[Entries provided]:
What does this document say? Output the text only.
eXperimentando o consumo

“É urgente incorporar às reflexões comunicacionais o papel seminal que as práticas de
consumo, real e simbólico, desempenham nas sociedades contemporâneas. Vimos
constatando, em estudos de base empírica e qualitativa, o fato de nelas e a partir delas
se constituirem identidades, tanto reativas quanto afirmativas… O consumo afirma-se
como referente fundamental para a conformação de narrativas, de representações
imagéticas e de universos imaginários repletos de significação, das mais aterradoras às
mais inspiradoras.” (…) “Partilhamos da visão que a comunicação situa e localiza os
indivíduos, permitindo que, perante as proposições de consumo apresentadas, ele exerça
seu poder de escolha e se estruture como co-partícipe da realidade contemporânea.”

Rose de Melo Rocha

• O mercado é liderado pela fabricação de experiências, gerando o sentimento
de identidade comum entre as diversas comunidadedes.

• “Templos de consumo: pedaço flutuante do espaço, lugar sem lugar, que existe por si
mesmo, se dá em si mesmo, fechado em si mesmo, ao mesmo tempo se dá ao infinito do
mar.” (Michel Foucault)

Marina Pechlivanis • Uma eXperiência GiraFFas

[Set exercise]: Set all of the entries down again, exactly as they were given.

[Answer for the task]:
What does this document say? Output the text only.
eXperimentando o consumo

“É urgente incorporar às reflexões comunicacionais o papel seminal que as práticas de
consumo, real e simbólico, desempenham nas sociedades contemporâneas. Vimos
constatando, em estudos de base empírica e qualitativa, o fato de nelas e a partir delas
se constituirem identidades, tanto reativas quanto afirmativas… O consumo afirma-se
como referente fundamental para a conformação de narrativas, de representações
imagéticas e de universos imaginários repletos de significação, das mais aterradoras às
mais inspiradoras.” (…) “Partilhamos da visão que a comunicação situa e localiza os
indivíduos, permitindo que, perante as proposições de consumo apresentadas, ele exerça
seu poder de escolha e se estruture como co-partícipe da realidade contemporânea.”

Rose de Melo Rocha

• O mercado é liderado pela fabricação de experiências, gerando o sentimento
de identidade comum entre as diversas comunidadedes.

• “Templos de consumo: pedaço flutuante do espaço, lugar sem lugar, que existe por si
mesmo, se dá em si mesmo, fechado em si mesmo, ao mesmo tempo se dá ao infinito do
mar.” (Michel Foucault)

Marina Pechlivanis • Uma eXperiência GiraFFas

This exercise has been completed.